— What is needed —
Find how many lines in the data below include the word "wurden", then write only that number.

*** Available records ***

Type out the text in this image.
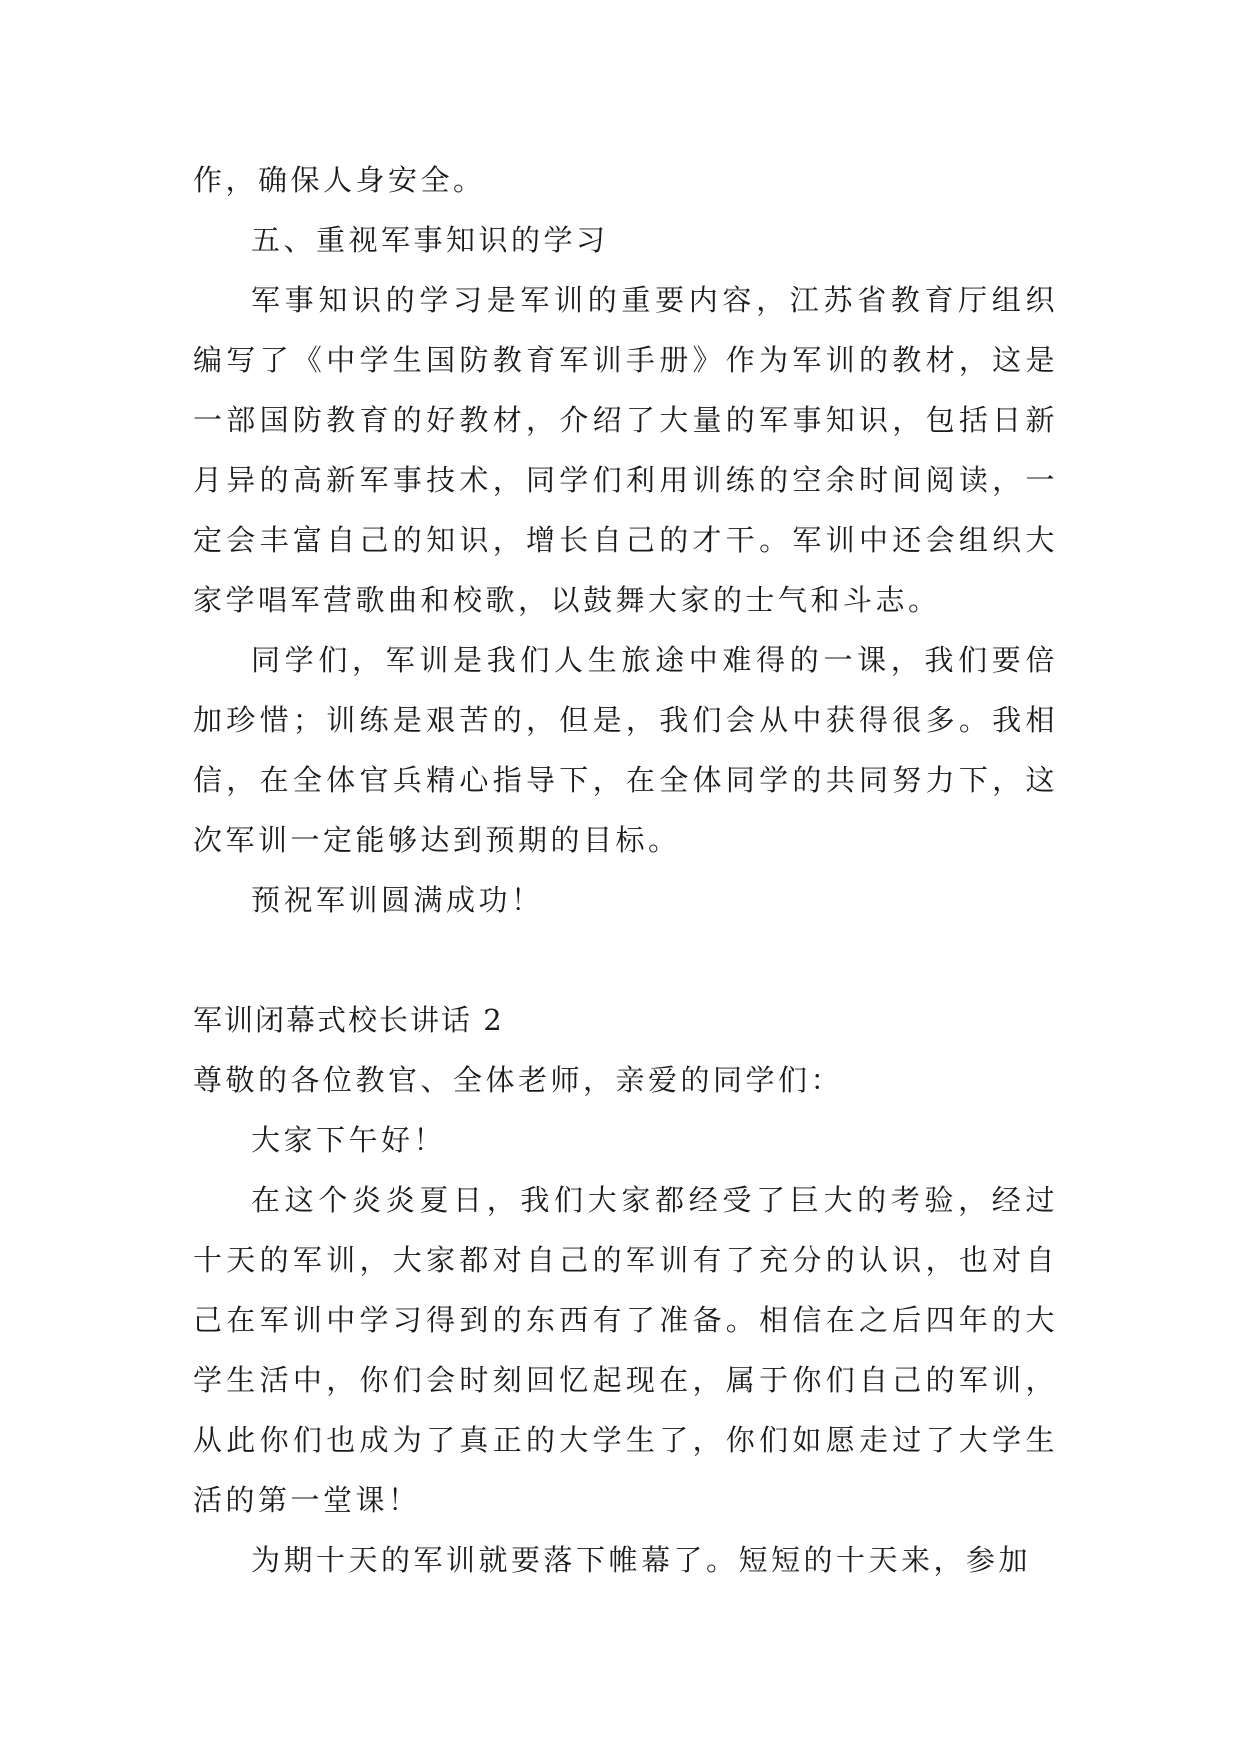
作，确保人身安全。

五、重视军事知识的学习

军事知识的学习是军训的重要内容，江苏省教育厅组织编写了《中学生国防教育军训手册》作为军训的教材，这是一部国防教育的好教材，介绍了大量的军事知识，包括日新月异的高新军事技术，同学们利用训练的空余时间阅读，一定会丰富自己的知识，增长自己的才干。军训中还会组织大家学唱军营歌曲和校歌，以鼓舞大家的士气和斗志。

同学们，军训是我们人生旅途中难得的一课，我们要倍加珍惜；训练是艰苦的，但是，我们会从中获得很多。我相信，在全体官兵精心指导下，在全体同学的共同努力下，这次军训一定能够达到预期的目标。

预祝军训圆满成功！

军训闭幕式校长讲话 2

尊敬的各位教官、全体老师，亲爱的同学们：

大家下午好！

在这个炎炎夏日，我们大家都经受了巨大的考验，经过十天的军训，大家都对自己的军训有了充分的认识，也对自己在军训中学习得到的东西有了准备。相信在之后四年的大学生活中，你们会时刻回忆起现在，属于你们自己的军训，从此你们也成为了真正的大学生了，你们如愿走过了大学生活的第一堂课！

为期十天的军训就要落下帷幕了。短短的十天来，参加
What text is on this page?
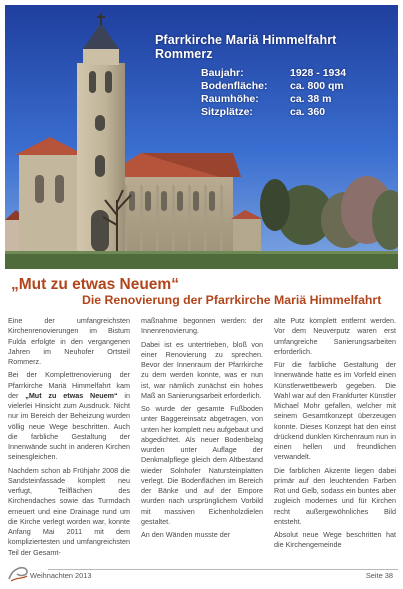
Pfarrkirche Mariä Himmelfahrt Rommerz
Baujahr:	1928 - 1934
Bodenfläche:	ca. 800 qm
Raumhöhe:	ca. 38 m
Sitzplätze:	ca. 360
„Mut zu etwas Neuem“
Die Renovierung der Pfarrkirche Mariä Himmelfahrt

Eine der umfangreichsten Kirchenrenovierungen im Bistum Fulda erfolgte in den vergangenen Jahren im Neuhofer Ortsteil Rommerz.

Bei der Komplettrenovierung der Pfarrkirche Mariä Himmelfahrt kam der „Mut zu etwas Neuem“ in vielerlei Hinsicht zum Ausdruck. Nicht nur im Bereich der Beheizung wurden völlig neue Wege beschritten. Auch die farbliche Gestaltung der Innenwände sucht in anderen Kirchen seinesgleichen.

Nachdem schon ab Frühjahr 2008 die Sandsteinfassade komplett neu verfugt, Teilflächen des Kirchendaches sowie das Turmdach erneuert und eine Drainage rund um die Kirche verlegt worden war, konnte Anfang Mai 2011 mit dem kompliziertesten und umfangreichsten Teil der Gesamt-

maßnahme begonnen werden: der Innenrenovierung.

Dabei ist es untertrieben, bloß von einer Renovierung zu sprechen. Bevor der Innenraum der Pfarrkirche zu dem werden konnte, was er nun ist, war nämlich zunächst ein hohes Maß an Sanierungsarbeit erforderlich.

So wurde der gesamte Fußboden unter Baggereinsatz abgetragen, von unten her komplett neu aufgebaut und abgedichtet. Als neuer Bodenbelag wurden unter Auflage der Denkmalpflege gleich dem Altbestand wieder Solnhofer Natursteinplatten verlegt. Die Bodenflächen im Bereich der Bänke und auf der Empore wurden nach ursprünglichem Vorbild mit massiven Eichenholzdielen gestaltet.

An den Wänden musste der

alte Putz komplett entfernt werden. Vor dem Neuverputz waren erst umfangreiche Sanierungsarbeiten erforderlich.

Für die farbliche Gestaltung der Innenwände hatte es im Vorfeld einen Künstlerwettbewerb gegeben. Die Wahl war auf den Frankfurter Künstler Michael Mohr gefallen, welcher mit seinem Gesamtkonzept überzeugen konnte. Dieses Konzept hat den einst drückend dunklen Kirchenraum nun in einen hellen und freundlichen verwandelt.

Die farblichen Akzente liegen dabei primär auf den leuchtenden Farben Rot und Gelb, sodass ein buntes aber zugleich modernes und für Kirchen recht außergewöhnliches Bild entsteht.

Absolut neue Wege beschritten hat die Kirchengemeinde

Weihnachten 2013	Seite 38
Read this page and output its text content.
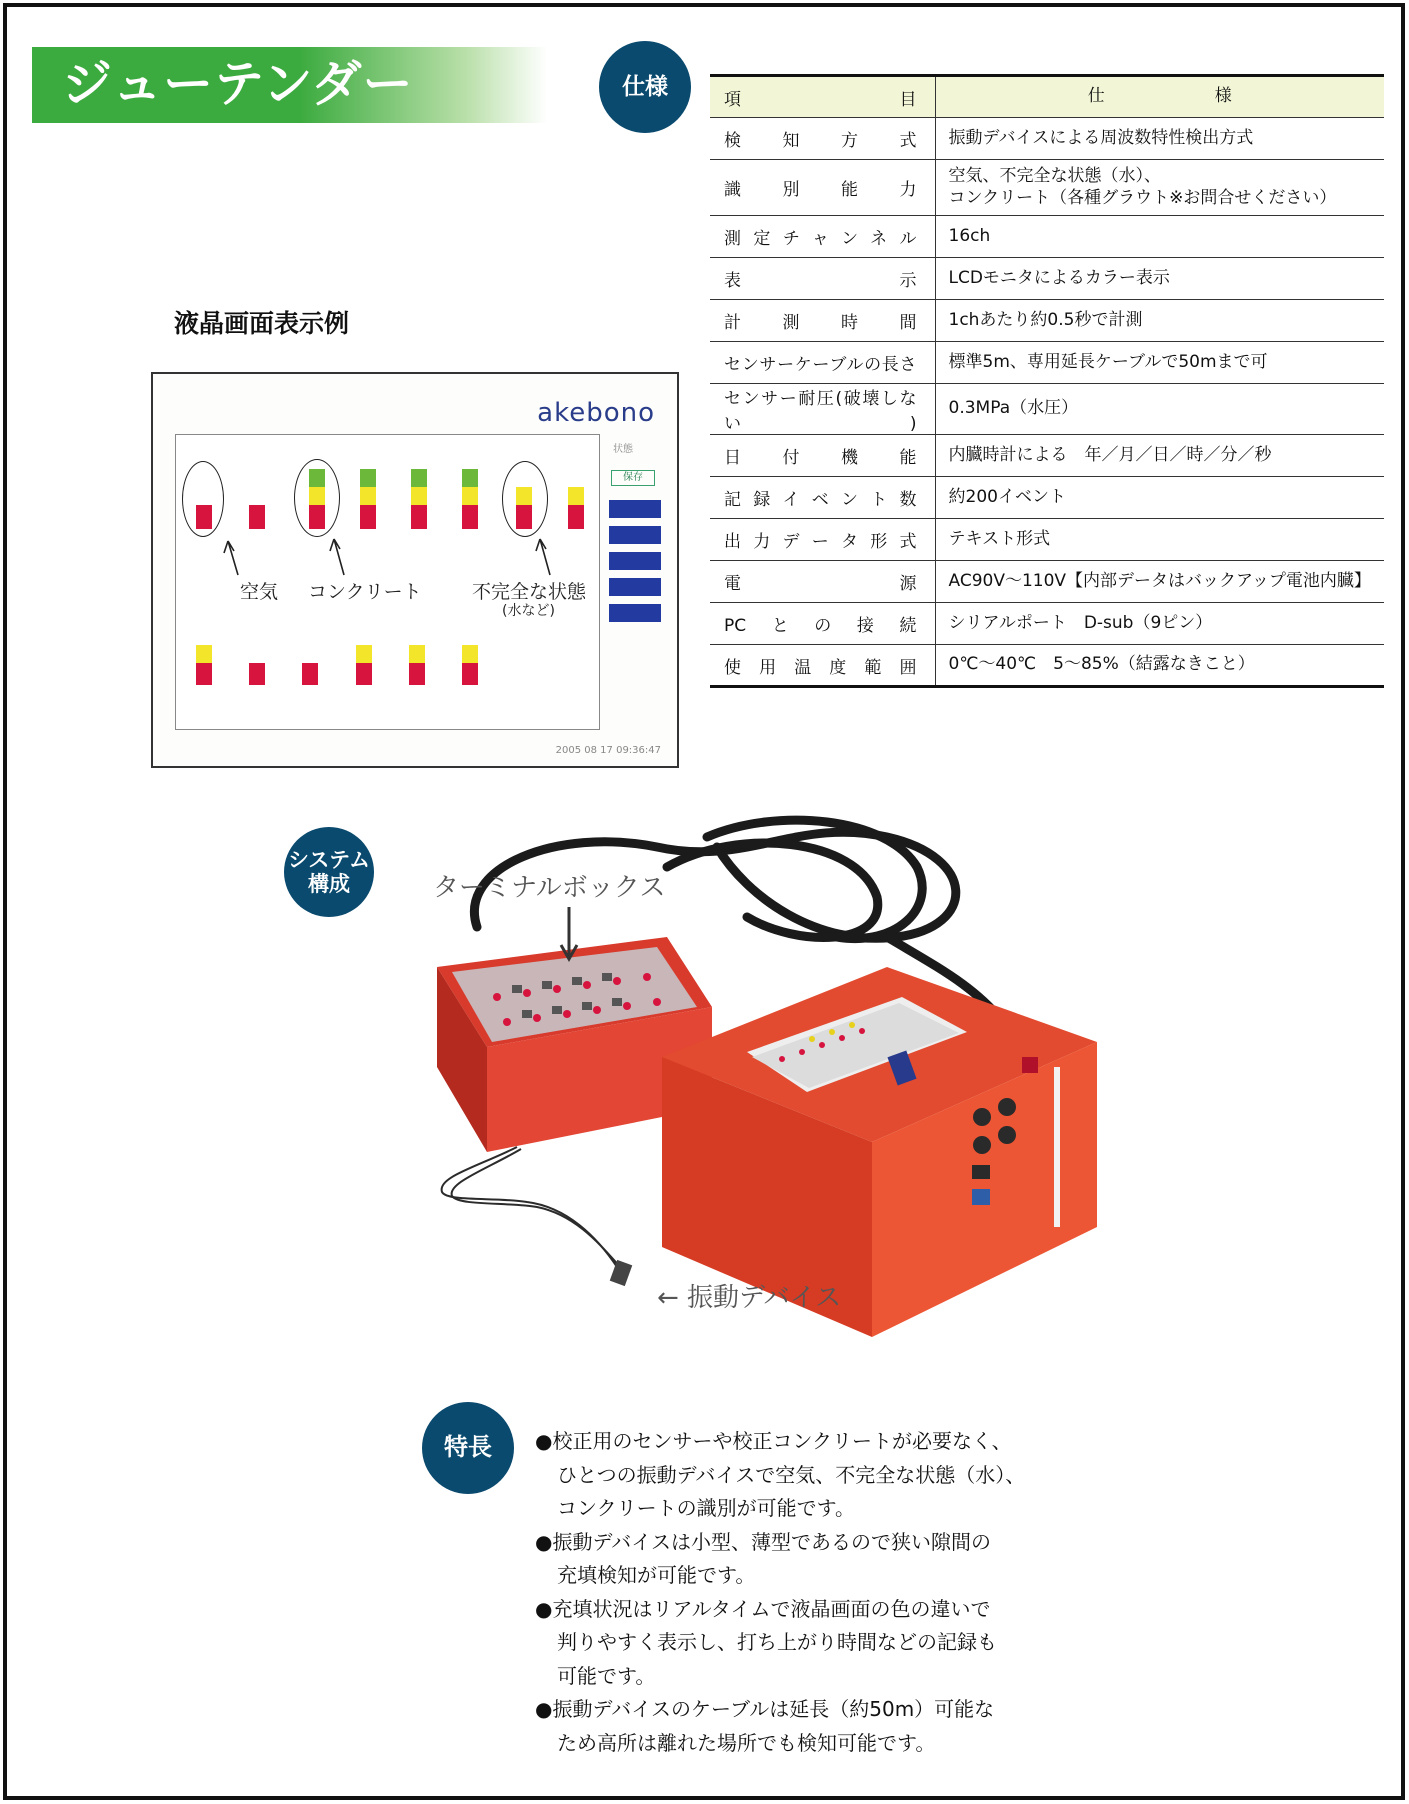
ジューテンダー	仕様	項目	仕様
検知方式	振動デバイスによる周波数特性検出方式
識別能力	空気、不完全な状態（水）、
コンクリート（各種グラウト※お問合せください）

測定チャンネル	16ch
表示	LCDモニタによるカラー表示
計測時間	1chあたり約0.5秒で計測
センサーケーブルの長さ	標準5m、専用延長ケーブルで50mまで可
センサー耐圧(破壊しない)	0.3MPa（水圧）
日付機能	内臓時計による　年／月／日／時／分／秒
記録イベント数	約200イベント
出力データ形式	テキスト形式
電源	AC90V～110V【内部データはバックアップ電池内臓】
PCとの接続	シリアルポート　D-sub（9ピン）
使用温度範囲	0℃～40℃　5～85%（結露なきこと）
液晶画面表示例
akebono
状態
保存
空気 コンクリート	不完全な状態
(水など)
2005 08 17 09:36:47
システム
構成	ターミナルボックス
← 振動デバイス
特長	●校正用のセンサーや校正コンクリートが必要なく、
ひとつの振動デバイスで空気、不完全な状態（水）、
コンクリートの識別が可能です。
●振動デバイスは小型、薄型であるので狭い隙間の
充填検知が可能です。
●充填状況はリアルタイムで液晶画面の色の違いで
判りやすく表示し、打ち上がり時間などの記録も
可能です。
●振動デバイスのケーブルは延長（約50m）可能な
ため高所は離れた場所でも検知可能です。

***

— Written answer —
2